Reproduce each line of the listing exactly.

— Start Data rows —

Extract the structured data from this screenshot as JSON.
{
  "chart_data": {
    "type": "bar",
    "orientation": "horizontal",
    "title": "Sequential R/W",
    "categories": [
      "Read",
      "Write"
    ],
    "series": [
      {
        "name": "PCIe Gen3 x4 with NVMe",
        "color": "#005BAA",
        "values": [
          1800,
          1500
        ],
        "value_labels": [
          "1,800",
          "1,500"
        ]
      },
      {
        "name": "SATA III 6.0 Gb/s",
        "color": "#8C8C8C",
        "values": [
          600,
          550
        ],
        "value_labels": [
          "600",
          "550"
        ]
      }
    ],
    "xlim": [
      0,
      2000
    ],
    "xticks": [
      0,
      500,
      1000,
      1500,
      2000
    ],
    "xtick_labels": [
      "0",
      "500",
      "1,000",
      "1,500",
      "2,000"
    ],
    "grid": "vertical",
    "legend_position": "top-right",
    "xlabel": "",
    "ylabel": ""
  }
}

— End Data rows —

> **Answer for this exercise**:
Extract the structured data from this screenshot as JSON.
{
  "chart_data": {
    "type": "bar",
    "orientation": "horizontal",
    "title": "Sequential R/W",
    "categories": [
      "Read",
      "Write"
    ],
    "series": [
      {
        "name": "PCIe Gen3 x4 with NVMe",
        "color": "#005BAA",
        "values": [
          1800,
          1500
        ],
        "value_labels": [
          "1,800",
          "1,500"
        ]
      },
      {
        "name": "SATA III 6.0 Gb/s",
        "color": "#8C8C8C",
        "values": [
          600,
          550
        ],
        "value_labels": [
          "600",
          "550"
        ]
      }
    ],
    "xlim": [
      0,
      2000
    ],
    "xticks": [
      0,
      500,
      1000,
      1500,
      2000
    ],
    "xtick_labels": [
      "0",
      "500",
      "1,000",
      "1,500",
      "2,000"
    ],
    "grid": "vertical",
    "legend_position": "top-right",
    "xlabel": "",
    "ylabel": ""
  }
}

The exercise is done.